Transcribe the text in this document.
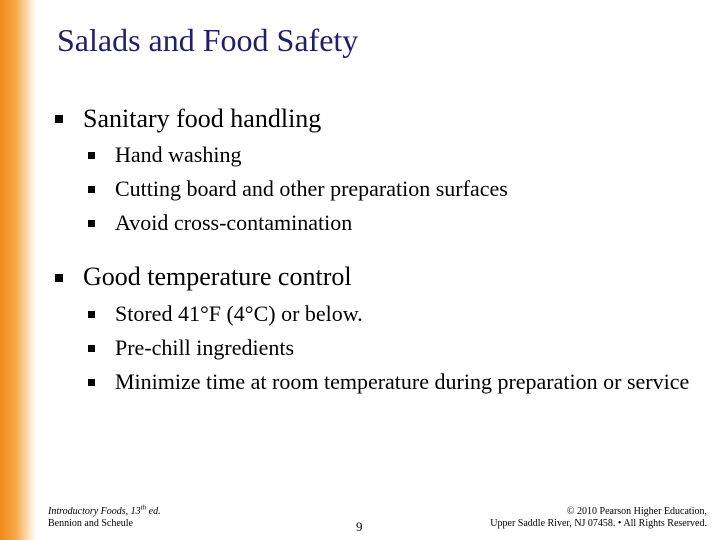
Salads and Food Safety
Sanitary food handling
Hand washing
Cutting board and other preparation surfaces
Avoid cross-contamination
Good temperature control
Stored 41°F (4°C) or below.
Pre-chill ingredients
Minimize time at room temperature during preparation or service
Introductory Foods, 13th ed.
Bennion and Scheule	9
© 2010 Pearson Higher Education,
Upper Saddle River, NJ 07458. • All Rights Reserved.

--

> [TO BE DONE]: Every line of the material is to be quoted exactly, with no pictures carried over.

> [ANSWER TO THIS TASK]:
Transcribe the text in this document.
Salads and Food Safety
Sanitary food handling
Hand washing
Cutting board and other preparation surfaces
Avoid cross-contamination
Good temperature control
Stored 41°F (4°C) or below.
Pre-chill ingredients
Minimize time at room temperature during preparation or service
Introductory Foods, 13th ed.
Bennion and Scheule	9
© 2010 Pearson Higher Education,
Upper Saddle River, NJ 07458. • All Rights Reserved.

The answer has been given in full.